**What the task asks**
Whenever a line contains the string "Pain", copy it out of the entries.

**Dataset entries**
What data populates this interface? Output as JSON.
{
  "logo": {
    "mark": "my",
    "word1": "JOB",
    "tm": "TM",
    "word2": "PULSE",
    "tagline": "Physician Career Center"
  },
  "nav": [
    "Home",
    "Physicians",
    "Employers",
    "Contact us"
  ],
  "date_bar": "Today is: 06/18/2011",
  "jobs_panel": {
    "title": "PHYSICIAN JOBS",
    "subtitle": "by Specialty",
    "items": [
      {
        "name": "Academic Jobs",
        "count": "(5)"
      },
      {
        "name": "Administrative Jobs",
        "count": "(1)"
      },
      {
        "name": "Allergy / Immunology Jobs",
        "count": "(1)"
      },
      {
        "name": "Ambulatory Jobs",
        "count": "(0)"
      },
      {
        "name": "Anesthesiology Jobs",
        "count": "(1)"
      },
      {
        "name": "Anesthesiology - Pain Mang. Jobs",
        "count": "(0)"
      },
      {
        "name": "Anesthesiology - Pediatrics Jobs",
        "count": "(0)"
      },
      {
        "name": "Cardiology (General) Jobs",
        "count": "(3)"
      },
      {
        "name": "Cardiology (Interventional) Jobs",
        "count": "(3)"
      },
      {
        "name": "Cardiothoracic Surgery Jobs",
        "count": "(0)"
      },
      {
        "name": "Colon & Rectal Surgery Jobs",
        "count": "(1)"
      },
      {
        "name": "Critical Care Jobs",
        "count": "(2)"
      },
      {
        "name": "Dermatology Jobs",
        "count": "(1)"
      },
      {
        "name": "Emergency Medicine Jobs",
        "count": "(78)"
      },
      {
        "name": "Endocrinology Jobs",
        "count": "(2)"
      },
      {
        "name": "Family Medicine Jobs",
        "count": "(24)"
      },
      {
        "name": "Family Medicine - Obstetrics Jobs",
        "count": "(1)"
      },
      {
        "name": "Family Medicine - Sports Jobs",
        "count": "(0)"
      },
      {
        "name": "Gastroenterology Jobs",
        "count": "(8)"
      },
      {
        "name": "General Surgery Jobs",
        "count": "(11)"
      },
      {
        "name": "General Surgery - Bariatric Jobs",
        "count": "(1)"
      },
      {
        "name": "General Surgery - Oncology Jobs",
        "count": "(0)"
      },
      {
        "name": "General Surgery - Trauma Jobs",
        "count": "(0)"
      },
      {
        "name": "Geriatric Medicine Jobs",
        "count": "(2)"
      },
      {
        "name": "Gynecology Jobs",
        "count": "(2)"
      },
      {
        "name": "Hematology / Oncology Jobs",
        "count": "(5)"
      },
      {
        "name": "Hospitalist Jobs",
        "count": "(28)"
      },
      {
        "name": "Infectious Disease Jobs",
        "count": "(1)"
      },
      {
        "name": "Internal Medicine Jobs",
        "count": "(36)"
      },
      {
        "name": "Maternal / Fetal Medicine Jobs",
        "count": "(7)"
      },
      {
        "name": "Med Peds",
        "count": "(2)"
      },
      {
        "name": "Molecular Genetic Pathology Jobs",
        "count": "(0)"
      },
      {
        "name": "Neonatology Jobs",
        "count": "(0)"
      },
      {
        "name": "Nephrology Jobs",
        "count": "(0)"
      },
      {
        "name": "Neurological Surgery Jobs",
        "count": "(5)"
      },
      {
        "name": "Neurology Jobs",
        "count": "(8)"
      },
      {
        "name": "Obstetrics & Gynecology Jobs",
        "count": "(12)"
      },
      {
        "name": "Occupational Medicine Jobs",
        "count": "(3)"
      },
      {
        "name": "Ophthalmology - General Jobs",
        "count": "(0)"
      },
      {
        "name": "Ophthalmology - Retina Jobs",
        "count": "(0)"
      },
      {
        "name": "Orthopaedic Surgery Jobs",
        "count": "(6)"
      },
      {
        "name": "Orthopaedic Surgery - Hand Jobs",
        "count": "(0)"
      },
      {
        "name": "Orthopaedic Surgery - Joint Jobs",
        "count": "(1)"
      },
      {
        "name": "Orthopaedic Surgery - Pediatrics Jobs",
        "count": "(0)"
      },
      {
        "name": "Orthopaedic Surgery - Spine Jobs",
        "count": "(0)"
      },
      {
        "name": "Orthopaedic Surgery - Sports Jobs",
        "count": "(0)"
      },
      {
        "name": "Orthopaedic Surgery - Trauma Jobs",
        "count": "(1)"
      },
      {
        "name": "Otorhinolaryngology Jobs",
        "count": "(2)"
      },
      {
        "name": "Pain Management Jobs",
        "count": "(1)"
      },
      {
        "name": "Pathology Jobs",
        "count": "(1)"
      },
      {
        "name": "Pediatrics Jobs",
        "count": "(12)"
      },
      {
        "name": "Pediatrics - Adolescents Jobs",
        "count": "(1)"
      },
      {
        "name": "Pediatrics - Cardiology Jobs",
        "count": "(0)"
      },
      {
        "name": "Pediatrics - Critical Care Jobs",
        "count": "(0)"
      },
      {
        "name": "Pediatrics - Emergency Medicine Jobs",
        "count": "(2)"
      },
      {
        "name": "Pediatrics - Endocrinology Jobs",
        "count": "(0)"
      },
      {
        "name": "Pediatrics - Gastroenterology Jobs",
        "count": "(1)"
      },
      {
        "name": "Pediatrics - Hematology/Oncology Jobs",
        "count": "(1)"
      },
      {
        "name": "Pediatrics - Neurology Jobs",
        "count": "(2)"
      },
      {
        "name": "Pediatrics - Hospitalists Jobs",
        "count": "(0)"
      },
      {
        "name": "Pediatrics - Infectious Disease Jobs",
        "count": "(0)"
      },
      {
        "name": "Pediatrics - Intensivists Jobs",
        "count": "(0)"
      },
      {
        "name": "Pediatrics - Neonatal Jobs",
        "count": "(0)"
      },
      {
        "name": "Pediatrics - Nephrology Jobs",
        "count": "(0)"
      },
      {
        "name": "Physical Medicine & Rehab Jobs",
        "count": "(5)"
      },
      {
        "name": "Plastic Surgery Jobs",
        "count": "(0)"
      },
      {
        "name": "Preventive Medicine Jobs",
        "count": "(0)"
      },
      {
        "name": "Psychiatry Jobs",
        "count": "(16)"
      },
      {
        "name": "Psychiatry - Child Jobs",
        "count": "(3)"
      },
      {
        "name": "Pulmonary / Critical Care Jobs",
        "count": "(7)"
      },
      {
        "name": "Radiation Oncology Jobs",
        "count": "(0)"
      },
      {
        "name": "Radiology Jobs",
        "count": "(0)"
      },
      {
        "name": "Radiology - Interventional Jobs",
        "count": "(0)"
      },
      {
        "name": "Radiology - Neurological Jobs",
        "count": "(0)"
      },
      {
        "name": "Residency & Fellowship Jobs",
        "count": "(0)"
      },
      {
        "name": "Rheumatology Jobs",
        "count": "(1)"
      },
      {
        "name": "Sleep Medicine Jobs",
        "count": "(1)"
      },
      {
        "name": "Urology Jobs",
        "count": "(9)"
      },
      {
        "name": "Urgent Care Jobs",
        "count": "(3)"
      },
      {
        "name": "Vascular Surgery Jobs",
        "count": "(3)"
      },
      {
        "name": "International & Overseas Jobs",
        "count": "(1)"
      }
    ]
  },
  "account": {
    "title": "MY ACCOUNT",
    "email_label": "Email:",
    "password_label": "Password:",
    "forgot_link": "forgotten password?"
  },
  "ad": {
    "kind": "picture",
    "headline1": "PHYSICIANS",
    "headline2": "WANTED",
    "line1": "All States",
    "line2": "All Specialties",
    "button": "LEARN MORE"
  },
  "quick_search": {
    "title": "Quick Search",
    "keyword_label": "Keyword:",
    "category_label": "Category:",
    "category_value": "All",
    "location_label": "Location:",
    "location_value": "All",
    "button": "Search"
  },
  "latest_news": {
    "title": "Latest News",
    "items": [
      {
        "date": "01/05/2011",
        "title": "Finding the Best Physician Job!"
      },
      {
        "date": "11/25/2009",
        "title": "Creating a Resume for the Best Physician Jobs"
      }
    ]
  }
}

**Problem solution**
        "name": "Anesthesiology - Pain Mang. Jobs",
        "name": "Pain Management Jobs",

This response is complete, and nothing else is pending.